[To do] Look through the material below. Copy every line with the string "Pune" in it.

— Begin Entries shown —

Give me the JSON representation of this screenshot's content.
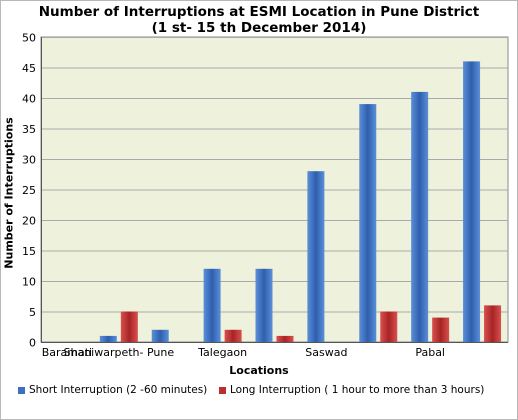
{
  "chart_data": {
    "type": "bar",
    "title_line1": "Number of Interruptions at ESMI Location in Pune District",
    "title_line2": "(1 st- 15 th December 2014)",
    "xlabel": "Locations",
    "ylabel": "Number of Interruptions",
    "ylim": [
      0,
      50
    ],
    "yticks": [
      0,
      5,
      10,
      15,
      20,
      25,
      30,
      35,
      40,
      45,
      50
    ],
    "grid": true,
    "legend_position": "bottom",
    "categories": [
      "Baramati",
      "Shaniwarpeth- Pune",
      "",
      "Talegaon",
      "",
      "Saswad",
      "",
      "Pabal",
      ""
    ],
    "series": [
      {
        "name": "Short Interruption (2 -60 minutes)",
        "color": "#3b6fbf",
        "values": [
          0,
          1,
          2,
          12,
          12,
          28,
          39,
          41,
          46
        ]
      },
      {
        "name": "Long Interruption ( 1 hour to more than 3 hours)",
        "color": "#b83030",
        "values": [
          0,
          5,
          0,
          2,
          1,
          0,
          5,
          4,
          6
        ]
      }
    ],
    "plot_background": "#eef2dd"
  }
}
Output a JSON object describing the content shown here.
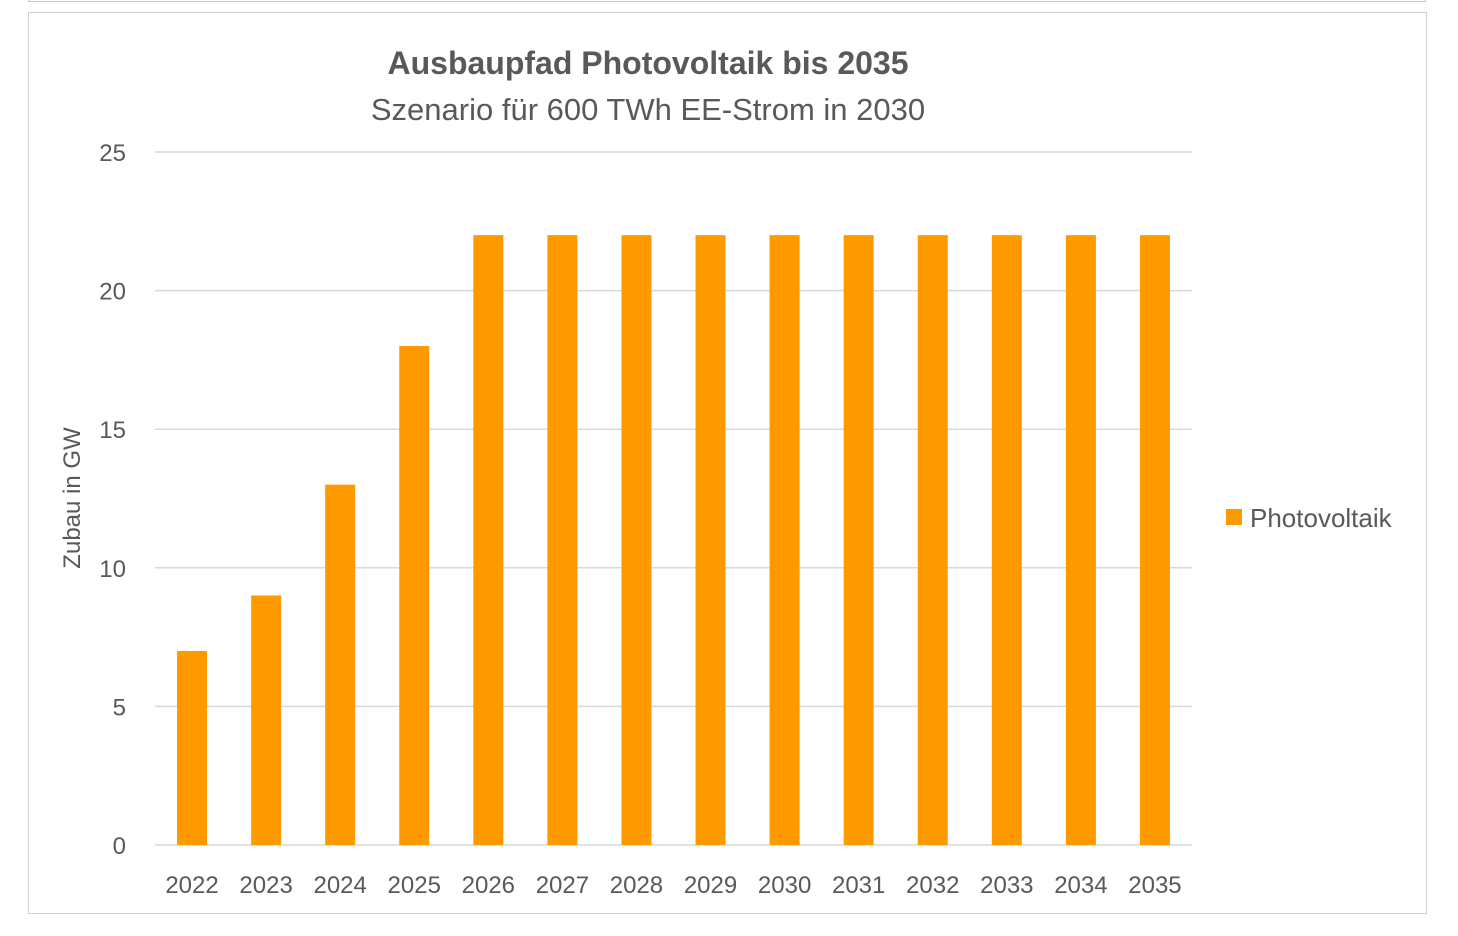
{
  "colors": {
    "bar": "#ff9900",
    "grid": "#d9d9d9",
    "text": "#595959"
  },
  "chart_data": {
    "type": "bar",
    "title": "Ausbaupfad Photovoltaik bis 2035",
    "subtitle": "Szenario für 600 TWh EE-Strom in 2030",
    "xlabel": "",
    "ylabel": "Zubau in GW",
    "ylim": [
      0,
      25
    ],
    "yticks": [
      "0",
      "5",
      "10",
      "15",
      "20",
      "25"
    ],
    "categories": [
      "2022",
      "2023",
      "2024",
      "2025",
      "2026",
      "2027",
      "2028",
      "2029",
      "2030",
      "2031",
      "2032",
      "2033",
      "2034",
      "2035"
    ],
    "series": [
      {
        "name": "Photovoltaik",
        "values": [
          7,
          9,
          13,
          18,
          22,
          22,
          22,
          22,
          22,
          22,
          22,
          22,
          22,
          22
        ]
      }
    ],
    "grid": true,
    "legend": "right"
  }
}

— End Entries shown —

[Task answer]
    "title_line1": "Number of Interruptions at ESMI Location in Pune District",
      "Shaniwarpeth- Pune",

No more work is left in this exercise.